__THE REQUEST__.
Gather each line in the entries that includes the string "ภาคร".
***** DATASET RECORDS
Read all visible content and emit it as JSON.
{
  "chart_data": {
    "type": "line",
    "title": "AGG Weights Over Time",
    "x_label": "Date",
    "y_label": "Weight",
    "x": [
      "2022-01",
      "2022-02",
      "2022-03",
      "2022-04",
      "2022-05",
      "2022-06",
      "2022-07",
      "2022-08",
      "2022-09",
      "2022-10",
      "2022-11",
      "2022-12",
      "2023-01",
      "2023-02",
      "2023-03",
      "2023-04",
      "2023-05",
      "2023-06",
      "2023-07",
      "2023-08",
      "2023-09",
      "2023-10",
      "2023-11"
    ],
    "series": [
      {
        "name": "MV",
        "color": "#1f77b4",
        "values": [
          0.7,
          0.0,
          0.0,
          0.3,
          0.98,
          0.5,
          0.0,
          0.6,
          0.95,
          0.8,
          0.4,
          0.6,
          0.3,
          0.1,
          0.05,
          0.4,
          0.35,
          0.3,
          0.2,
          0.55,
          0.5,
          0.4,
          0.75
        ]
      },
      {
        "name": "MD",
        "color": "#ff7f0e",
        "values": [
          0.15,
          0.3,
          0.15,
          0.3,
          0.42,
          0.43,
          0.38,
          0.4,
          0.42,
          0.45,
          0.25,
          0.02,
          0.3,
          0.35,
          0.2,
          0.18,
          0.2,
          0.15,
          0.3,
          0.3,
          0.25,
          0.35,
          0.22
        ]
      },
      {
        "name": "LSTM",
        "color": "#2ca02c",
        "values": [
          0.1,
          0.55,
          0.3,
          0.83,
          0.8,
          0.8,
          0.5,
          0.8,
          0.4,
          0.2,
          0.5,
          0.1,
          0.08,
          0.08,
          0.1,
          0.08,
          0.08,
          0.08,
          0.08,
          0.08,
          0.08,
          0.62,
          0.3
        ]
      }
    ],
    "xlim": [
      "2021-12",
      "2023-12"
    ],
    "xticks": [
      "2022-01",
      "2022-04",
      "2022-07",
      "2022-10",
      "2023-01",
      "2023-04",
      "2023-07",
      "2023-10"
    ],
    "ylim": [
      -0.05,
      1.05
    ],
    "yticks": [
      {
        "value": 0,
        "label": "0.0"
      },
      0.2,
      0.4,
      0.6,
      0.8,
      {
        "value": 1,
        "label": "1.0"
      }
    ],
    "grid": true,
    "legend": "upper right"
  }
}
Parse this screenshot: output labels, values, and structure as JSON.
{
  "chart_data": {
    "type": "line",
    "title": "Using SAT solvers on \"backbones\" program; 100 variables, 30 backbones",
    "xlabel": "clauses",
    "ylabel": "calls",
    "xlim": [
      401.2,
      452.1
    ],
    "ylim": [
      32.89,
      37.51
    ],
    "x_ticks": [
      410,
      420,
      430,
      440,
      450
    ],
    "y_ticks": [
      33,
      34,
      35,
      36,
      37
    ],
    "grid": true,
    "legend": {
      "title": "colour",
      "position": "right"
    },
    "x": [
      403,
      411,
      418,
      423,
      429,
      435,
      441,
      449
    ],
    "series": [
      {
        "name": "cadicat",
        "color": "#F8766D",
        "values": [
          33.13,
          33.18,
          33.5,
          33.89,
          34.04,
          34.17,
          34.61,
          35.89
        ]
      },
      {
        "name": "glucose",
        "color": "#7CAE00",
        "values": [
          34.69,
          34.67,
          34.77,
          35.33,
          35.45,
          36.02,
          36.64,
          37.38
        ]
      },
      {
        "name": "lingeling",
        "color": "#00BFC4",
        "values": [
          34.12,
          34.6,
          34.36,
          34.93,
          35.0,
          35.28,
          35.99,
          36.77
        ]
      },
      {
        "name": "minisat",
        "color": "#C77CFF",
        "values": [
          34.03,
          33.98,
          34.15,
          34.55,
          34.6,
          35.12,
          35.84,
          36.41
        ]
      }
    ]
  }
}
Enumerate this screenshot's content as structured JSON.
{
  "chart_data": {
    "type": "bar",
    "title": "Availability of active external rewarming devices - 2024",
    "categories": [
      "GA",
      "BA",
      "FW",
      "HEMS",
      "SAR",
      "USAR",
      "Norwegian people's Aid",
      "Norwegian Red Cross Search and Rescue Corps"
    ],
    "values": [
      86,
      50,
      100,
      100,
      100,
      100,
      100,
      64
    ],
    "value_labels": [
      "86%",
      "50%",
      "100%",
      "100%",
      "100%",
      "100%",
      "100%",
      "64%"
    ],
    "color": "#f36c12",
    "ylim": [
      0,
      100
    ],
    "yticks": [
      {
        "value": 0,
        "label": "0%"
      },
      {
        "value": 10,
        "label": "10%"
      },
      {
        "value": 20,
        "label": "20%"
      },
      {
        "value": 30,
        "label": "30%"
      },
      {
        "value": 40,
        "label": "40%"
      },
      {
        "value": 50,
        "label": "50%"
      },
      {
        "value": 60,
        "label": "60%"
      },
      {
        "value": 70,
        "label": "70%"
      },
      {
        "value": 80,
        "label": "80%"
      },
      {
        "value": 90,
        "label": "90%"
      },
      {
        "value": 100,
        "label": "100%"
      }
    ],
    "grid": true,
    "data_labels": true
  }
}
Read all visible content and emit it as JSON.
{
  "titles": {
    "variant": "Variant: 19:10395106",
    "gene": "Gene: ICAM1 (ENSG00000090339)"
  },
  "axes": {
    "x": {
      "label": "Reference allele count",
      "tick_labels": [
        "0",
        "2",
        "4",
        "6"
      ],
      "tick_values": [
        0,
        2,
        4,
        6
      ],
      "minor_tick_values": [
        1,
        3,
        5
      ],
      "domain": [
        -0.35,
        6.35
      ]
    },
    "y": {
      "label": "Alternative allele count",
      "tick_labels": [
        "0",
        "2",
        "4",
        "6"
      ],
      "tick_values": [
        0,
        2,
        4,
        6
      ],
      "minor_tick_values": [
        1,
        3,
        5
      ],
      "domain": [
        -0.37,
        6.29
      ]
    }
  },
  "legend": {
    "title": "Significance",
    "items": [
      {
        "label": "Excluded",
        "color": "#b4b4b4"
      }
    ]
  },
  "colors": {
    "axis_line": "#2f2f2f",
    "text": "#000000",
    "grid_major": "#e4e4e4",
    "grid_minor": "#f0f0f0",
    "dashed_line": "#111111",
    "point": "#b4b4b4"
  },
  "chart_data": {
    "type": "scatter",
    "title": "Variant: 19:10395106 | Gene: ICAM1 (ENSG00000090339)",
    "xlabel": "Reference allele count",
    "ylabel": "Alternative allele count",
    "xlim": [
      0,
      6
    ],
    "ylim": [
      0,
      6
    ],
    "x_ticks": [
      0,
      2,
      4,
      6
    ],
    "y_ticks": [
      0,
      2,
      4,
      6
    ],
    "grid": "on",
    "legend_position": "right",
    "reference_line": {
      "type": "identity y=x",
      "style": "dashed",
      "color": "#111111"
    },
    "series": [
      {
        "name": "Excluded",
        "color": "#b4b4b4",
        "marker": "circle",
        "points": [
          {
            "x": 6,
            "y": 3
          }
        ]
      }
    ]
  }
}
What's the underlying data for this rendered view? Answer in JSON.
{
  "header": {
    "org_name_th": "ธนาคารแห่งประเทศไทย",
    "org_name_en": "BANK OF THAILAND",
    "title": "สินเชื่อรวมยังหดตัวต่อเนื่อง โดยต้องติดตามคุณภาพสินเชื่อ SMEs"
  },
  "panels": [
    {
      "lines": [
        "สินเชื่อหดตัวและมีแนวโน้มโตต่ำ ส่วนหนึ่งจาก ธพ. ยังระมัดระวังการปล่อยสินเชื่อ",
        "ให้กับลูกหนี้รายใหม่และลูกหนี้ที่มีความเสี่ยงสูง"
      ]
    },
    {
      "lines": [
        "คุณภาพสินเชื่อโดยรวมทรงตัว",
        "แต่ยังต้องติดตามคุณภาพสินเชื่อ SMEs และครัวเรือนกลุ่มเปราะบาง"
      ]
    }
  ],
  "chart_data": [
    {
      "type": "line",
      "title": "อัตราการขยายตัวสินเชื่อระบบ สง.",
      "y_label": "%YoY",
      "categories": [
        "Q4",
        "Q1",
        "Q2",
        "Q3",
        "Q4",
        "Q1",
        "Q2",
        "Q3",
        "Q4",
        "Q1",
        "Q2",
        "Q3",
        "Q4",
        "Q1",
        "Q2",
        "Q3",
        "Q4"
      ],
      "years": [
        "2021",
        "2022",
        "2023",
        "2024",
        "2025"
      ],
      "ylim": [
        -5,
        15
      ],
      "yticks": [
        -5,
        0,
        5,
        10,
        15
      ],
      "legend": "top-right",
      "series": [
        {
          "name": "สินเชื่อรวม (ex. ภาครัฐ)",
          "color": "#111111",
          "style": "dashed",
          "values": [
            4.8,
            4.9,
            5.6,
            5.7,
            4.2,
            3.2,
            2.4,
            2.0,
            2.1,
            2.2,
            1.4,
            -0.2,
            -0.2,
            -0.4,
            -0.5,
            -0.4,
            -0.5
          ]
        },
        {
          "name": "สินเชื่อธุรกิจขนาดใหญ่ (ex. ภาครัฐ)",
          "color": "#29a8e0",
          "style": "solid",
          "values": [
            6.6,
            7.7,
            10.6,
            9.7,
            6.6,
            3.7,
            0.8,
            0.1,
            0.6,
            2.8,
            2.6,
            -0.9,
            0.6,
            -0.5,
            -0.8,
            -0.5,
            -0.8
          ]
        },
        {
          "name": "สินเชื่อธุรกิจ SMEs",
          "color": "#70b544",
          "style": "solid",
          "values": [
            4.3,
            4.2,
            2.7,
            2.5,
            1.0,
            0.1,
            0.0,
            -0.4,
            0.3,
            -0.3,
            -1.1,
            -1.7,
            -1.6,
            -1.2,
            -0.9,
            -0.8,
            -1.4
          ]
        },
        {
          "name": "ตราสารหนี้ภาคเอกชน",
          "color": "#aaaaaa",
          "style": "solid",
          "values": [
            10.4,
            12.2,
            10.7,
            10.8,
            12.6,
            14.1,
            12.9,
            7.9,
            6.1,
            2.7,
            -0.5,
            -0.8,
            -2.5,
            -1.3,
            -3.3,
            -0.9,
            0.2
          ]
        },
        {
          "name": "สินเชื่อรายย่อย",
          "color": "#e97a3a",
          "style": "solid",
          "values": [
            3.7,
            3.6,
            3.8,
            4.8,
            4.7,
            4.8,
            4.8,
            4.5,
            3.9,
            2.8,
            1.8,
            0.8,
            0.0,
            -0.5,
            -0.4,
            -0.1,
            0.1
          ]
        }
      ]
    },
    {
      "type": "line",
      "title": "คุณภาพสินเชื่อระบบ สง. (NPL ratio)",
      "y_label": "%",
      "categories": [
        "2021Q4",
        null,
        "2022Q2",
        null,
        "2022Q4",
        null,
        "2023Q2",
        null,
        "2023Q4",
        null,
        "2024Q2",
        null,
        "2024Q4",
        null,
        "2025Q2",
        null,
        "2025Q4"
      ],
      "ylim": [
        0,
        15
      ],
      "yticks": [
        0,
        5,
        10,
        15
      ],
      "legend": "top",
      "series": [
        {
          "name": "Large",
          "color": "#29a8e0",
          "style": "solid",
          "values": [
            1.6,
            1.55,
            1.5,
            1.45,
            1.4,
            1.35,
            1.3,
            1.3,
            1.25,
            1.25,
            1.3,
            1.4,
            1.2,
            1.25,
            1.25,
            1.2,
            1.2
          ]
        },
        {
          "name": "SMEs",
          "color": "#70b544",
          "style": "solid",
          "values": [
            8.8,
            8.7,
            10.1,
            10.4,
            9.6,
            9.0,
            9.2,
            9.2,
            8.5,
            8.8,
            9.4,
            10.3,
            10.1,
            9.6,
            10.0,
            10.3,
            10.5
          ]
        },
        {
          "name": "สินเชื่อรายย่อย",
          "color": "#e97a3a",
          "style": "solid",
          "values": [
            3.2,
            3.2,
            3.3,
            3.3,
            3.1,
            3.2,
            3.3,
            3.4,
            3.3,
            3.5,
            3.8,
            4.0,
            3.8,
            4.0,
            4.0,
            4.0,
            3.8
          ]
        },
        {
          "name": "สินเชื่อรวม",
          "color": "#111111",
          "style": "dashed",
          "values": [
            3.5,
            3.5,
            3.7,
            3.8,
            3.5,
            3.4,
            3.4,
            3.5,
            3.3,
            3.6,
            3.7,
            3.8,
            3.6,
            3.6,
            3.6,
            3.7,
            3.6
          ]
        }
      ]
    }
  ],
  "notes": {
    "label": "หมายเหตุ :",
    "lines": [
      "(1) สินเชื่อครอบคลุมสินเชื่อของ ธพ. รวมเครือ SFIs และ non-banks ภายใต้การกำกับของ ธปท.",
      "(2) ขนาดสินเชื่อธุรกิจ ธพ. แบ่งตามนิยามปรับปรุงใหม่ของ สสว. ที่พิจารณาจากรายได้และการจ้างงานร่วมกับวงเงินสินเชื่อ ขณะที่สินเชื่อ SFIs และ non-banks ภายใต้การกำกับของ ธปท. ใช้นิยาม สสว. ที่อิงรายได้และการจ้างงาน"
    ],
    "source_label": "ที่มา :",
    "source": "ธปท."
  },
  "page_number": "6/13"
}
**********
__RESULT FOR THIS EXERCISE__.
          "name": "สินเชื่อรวม (ex. ภาครัฐ)",
          "name": "สินเชื่อธุรกิจขนาดใหญ่ (ex. ภาครัฐ)",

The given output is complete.